Scan the material and copy every line in which "قمارا" appears.

* Extracted records:

--- Start ---

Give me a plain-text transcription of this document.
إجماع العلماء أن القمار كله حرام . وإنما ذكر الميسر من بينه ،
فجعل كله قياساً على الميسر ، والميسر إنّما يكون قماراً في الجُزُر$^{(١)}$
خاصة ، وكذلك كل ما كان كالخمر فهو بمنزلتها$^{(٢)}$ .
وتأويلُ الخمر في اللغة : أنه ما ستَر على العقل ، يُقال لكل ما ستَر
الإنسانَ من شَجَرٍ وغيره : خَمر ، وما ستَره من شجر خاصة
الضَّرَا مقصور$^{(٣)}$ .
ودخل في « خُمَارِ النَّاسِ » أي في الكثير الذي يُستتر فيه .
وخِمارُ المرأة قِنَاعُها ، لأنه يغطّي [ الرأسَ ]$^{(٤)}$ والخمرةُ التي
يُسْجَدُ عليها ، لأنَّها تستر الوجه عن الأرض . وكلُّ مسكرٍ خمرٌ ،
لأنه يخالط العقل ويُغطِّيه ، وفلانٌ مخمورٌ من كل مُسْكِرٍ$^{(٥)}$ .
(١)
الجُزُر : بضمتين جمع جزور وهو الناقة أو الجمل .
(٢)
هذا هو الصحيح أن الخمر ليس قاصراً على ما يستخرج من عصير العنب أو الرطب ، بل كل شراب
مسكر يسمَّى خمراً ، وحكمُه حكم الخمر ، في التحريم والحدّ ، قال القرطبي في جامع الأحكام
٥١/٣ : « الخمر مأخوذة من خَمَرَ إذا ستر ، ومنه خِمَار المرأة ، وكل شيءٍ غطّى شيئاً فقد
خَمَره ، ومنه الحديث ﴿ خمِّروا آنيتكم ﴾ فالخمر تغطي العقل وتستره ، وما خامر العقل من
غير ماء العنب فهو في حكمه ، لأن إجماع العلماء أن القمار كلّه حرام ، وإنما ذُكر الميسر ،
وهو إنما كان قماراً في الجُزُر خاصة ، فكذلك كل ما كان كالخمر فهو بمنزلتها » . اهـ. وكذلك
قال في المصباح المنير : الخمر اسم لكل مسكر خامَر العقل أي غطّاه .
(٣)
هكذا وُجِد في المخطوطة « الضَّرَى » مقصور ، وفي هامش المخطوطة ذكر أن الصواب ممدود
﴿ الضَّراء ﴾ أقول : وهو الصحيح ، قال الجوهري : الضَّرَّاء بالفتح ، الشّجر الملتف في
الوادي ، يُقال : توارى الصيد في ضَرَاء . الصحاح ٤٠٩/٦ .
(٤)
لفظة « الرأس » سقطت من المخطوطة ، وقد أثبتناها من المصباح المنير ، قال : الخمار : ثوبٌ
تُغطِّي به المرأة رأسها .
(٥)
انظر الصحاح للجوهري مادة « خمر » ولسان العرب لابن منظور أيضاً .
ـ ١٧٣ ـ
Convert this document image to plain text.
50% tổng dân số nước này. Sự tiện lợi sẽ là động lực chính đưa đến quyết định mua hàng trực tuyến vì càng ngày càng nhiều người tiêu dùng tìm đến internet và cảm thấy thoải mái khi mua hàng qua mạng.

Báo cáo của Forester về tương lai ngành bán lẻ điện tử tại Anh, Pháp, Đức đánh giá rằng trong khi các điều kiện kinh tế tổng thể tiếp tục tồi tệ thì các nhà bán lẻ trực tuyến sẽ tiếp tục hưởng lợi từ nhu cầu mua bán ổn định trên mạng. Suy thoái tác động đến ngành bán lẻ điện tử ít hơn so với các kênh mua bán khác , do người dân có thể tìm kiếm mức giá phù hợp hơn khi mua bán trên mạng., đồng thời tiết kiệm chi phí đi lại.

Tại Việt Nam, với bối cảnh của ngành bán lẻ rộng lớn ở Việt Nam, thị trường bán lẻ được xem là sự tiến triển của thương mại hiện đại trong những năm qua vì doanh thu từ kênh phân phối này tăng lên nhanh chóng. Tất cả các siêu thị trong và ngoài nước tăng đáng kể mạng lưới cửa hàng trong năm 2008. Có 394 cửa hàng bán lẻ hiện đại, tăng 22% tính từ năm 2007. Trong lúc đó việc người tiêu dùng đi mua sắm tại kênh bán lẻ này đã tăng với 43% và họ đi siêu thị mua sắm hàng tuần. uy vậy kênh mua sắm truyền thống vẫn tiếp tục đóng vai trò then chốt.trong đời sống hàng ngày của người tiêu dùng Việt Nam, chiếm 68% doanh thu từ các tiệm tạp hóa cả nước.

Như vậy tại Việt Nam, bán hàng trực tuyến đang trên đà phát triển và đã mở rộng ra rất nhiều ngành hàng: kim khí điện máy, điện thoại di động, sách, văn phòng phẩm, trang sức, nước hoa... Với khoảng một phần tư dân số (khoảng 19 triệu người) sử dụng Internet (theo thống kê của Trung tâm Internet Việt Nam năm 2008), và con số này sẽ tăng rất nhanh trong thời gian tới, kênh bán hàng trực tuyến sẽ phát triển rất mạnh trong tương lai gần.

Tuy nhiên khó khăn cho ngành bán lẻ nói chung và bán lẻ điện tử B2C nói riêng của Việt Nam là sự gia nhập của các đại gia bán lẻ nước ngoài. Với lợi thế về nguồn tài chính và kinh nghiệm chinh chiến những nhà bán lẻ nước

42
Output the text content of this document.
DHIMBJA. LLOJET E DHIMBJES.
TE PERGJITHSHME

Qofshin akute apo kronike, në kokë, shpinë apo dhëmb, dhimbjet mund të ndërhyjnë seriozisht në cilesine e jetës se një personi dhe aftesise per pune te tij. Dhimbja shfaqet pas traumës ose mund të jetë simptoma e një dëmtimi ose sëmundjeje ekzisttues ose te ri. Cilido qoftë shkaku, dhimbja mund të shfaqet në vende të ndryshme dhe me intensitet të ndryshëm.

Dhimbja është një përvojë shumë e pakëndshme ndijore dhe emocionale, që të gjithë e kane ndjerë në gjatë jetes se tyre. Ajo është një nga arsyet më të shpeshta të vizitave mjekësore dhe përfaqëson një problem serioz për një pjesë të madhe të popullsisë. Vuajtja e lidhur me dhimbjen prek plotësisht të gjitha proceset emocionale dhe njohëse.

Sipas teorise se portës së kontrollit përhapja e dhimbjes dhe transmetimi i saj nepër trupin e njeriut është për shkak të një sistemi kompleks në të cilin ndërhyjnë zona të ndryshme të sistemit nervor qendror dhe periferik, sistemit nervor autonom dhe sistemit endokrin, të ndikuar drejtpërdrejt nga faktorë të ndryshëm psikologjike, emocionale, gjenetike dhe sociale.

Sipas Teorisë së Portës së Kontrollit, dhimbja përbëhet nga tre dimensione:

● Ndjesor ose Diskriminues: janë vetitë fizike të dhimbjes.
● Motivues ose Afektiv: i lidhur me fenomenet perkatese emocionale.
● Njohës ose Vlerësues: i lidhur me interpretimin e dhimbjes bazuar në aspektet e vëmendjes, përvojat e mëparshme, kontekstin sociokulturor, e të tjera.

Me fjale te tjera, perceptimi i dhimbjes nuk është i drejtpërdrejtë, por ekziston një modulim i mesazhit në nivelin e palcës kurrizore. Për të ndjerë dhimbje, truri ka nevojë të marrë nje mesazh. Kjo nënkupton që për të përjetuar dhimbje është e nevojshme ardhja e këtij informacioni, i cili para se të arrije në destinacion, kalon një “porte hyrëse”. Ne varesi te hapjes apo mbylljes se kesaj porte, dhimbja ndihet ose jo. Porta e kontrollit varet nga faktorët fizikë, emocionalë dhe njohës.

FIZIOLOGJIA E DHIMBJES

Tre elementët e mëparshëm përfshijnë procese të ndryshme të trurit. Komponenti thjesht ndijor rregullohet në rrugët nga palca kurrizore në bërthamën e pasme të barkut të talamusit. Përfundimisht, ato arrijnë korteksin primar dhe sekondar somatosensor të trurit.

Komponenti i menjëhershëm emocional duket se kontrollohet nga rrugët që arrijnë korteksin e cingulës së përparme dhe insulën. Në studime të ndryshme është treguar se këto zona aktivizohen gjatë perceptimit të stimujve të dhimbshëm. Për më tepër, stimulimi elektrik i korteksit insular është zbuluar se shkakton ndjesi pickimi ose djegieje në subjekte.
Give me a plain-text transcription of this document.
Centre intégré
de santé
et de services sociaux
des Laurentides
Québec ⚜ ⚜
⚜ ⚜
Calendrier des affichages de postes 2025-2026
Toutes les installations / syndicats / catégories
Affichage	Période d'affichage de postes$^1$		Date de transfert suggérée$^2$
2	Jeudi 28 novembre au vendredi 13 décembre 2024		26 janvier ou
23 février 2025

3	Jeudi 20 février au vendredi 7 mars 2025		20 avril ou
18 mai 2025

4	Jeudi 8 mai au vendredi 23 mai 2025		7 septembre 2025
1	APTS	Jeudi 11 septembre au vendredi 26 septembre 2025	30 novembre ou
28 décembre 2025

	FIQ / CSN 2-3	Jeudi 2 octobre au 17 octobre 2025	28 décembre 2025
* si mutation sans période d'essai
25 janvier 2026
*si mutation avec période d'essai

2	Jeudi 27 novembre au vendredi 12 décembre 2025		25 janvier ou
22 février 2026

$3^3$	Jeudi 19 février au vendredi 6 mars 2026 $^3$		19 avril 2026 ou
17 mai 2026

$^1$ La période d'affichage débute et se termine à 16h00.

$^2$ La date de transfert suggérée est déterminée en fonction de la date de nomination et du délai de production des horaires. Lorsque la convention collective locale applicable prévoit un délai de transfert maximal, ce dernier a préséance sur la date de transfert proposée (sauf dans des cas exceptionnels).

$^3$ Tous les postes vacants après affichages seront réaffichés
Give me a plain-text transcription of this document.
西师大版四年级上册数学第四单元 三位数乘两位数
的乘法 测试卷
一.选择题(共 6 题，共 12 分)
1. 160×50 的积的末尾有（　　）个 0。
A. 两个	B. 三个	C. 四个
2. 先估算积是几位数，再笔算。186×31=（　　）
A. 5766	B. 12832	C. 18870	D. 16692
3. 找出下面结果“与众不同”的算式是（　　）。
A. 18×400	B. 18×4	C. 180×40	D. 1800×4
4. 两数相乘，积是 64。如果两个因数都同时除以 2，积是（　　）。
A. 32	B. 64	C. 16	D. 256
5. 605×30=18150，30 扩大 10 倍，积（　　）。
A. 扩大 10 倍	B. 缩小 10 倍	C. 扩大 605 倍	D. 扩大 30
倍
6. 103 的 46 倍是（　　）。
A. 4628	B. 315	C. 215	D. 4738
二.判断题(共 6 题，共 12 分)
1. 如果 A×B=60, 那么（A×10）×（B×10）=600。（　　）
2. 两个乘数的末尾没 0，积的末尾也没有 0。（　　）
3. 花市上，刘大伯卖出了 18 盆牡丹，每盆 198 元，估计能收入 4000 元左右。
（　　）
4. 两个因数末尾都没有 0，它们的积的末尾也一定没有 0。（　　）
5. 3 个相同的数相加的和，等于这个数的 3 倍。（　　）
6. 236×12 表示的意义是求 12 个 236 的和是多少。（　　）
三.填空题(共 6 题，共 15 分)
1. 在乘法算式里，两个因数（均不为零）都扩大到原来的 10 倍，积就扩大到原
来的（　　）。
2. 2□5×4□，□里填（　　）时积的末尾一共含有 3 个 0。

--- End ---

* Result of this exercise:
فجعل كله قياساً على الميسر ، والميسر إنّما يكون قماراً في الجُزُر$^{(١)}$
وهو إنما كان قماراً في الجُزُر خاصة ، فكذلك كل ما كان كالخمر فهو بمنزلتها » . اهـ. وكذلك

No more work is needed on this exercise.